Scan the material for the word "JSON", and copy each line where it shows up.

Data items:
◆ ◆ ◆

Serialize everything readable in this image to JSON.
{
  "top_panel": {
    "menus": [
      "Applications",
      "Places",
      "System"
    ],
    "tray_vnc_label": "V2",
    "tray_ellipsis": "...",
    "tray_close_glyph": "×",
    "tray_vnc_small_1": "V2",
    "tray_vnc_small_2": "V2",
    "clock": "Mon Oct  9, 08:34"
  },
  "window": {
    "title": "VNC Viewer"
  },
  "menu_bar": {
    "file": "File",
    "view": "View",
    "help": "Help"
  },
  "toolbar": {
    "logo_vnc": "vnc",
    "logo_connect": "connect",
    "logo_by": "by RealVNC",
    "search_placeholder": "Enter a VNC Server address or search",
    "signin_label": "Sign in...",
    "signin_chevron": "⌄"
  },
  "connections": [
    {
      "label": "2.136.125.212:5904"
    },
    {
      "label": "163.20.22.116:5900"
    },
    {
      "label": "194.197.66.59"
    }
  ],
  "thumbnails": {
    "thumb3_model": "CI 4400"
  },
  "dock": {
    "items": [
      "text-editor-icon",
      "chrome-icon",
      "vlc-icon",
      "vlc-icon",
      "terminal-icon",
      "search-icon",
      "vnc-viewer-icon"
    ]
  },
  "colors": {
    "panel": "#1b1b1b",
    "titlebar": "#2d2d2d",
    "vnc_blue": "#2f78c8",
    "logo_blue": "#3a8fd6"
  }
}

◆ ◆ ◆

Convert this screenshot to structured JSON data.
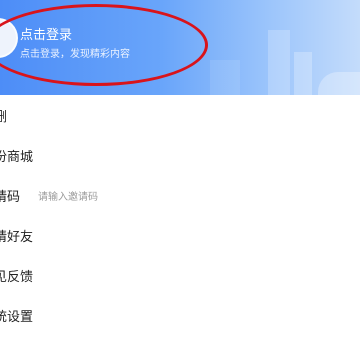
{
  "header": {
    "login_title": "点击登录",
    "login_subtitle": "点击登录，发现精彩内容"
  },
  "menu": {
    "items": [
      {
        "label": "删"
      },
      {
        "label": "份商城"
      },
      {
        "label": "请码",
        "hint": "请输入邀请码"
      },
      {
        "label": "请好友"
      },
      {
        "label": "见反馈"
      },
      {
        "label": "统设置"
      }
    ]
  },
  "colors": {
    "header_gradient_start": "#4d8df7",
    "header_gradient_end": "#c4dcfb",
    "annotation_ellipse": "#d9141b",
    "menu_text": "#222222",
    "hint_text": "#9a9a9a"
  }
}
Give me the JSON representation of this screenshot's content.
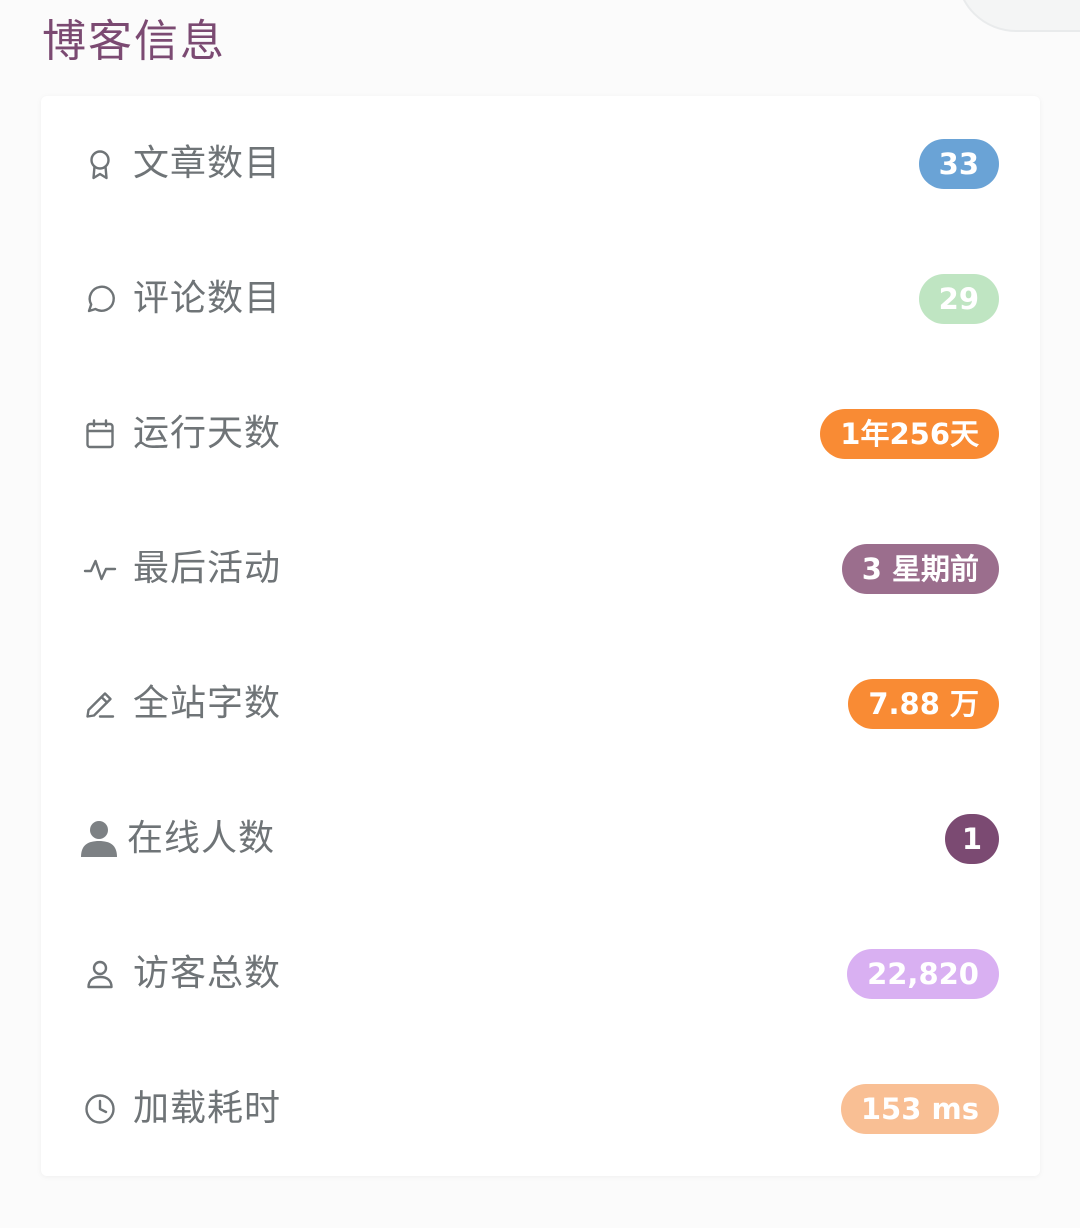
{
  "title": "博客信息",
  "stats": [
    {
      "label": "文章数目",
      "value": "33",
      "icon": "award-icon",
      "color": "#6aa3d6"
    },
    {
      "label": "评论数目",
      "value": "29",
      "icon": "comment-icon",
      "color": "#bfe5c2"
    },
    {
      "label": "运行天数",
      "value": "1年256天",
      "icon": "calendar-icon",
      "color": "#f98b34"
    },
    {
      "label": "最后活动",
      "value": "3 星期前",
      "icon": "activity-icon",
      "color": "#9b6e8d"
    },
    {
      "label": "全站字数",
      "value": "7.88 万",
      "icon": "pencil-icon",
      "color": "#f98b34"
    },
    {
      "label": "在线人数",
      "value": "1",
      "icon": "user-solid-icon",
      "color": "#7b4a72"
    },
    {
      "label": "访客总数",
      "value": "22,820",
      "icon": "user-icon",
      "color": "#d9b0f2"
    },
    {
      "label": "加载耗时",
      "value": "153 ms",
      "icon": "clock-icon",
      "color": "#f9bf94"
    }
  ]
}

◆ ◆ ◆

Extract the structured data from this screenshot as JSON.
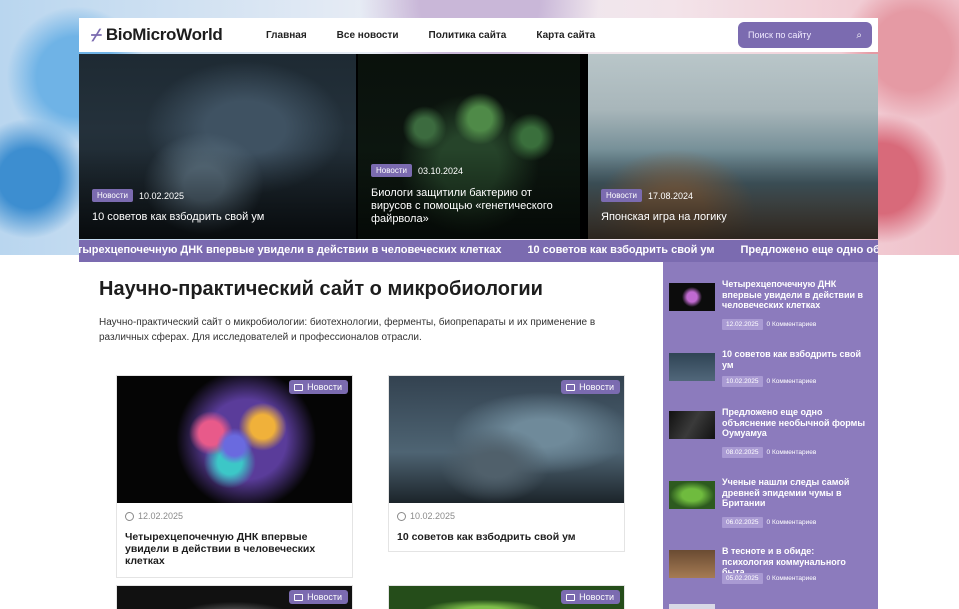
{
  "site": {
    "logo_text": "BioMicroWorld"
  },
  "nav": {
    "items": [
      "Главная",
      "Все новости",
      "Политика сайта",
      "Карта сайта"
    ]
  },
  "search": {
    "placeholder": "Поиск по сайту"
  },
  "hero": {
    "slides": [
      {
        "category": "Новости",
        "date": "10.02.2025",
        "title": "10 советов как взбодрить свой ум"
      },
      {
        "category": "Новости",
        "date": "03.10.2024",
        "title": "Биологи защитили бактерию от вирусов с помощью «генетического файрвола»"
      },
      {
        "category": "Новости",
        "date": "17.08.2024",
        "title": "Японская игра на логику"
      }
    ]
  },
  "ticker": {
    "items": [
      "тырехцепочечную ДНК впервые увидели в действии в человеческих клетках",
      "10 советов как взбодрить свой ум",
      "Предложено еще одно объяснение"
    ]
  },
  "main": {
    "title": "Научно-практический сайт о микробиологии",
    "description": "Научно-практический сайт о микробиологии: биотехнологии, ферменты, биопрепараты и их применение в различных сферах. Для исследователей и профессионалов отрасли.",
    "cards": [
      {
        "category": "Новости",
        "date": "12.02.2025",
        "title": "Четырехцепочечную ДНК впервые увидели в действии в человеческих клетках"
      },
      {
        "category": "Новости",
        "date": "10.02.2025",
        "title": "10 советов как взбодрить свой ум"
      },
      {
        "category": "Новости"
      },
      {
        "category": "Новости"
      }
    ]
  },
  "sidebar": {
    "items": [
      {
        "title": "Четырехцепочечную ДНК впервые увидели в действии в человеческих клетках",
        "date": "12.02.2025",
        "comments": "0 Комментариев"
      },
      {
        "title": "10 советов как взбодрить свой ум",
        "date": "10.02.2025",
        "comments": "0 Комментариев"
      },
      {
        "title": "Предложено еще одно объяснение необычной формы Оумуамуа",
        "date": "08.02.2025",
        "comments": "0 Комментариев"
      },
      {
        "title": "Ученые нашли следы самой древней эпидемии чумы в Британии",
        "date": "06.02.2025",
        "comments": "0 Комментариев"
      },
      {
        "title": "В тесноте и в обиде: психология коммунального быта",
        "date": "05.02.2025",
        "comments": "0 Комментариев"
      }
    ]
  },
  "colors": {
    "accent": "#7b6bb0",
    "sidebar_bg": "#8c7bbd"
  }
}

◆ ◆ ◆

### Answer to this problem
Serialize everything readable in this image to JSON.
Convert this screenshot to structured JSON data.
Give me the JSON representation of this screenshot's content.
Extract the structured data from this screenshot as JSON.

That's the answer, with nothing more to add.